- [GIVEN INSTRUCTION]: Check each line of the listing below for the word "sharing" and say how many lines have it. Nothing else should be written.

- [Saved data entries]:
━━━━━━━━━━━━━━━━━━━━
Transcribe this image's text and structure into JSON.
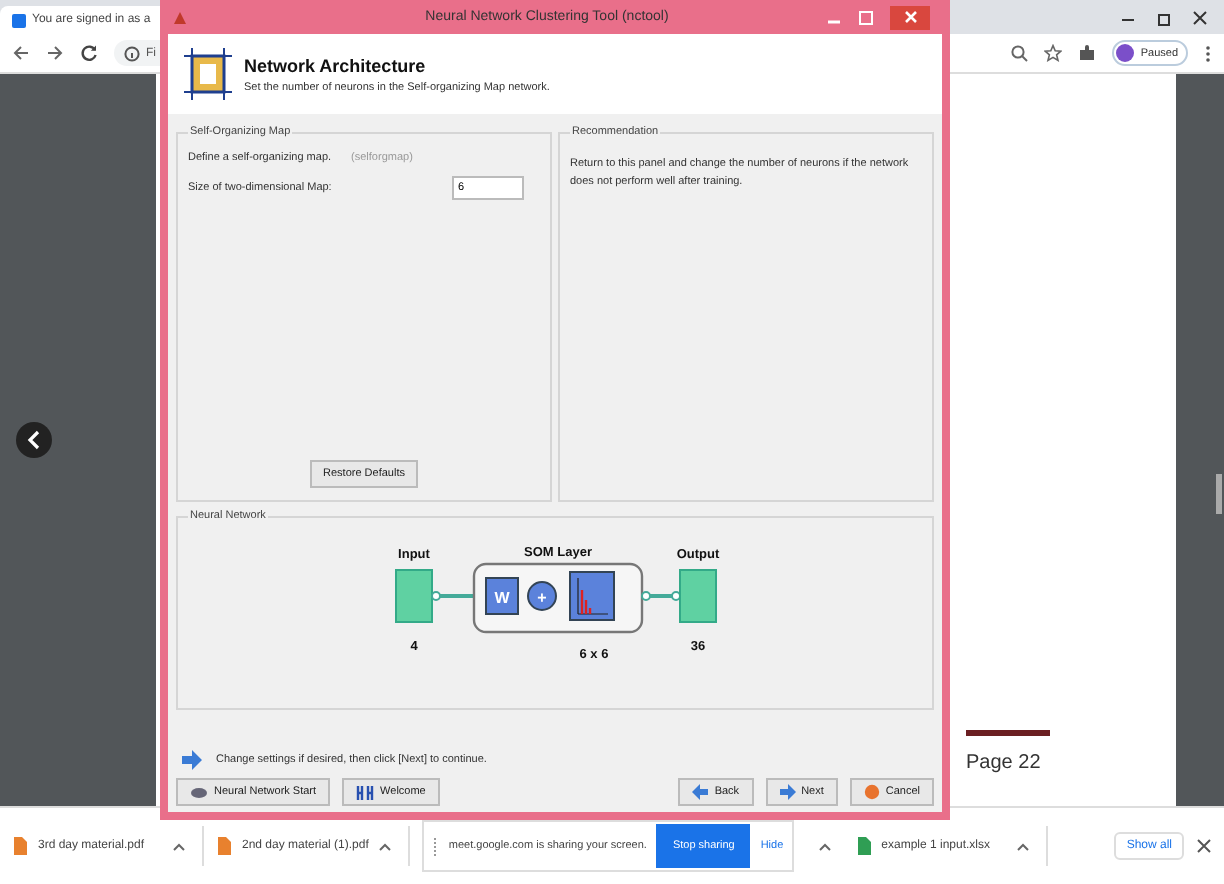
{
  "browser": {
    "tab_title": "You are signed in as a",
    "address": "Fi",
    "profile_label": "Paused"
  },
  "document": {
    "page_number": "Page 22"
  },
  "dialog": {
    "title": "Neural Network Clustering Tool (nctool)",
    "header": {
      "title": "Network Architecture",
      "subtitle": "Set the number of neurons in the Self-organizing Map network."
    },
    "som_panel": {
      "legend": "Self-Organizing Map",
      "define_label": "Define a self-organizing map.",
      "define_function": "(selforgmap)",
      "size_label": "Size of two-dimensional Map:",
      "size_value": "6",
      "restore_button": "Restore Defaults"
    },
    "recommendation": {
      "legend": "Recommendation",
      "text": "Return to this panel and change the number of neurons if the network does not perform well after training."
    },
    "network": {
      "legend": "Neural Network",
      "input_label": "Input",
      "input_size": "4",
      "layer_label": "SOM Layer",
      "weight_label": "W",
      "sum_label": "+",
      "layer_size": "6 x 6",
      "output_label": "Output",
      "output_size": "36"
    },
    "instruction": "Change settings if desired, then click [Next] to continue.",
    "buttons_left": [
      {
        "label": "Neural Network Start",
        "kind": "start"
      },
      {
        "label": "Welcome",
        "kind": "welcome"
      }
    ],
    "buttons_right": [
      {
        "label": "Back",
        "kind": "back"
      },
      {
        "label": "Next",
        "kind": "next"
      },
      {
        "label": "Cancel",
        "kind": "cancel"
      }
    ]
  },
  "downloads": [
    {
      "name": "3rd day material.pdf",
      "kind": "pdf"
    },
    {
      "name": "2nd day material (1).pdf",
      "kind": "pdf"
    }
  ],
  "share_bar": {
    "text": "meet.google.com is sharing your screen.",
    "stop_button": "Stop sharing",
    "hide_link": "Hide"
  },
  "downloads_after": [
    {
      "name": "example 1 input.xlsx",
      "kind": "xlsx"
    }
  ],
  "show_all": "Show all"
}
━━━━━━━━━━━━━━━━━━━━
- [COMPLETED TASK]: 2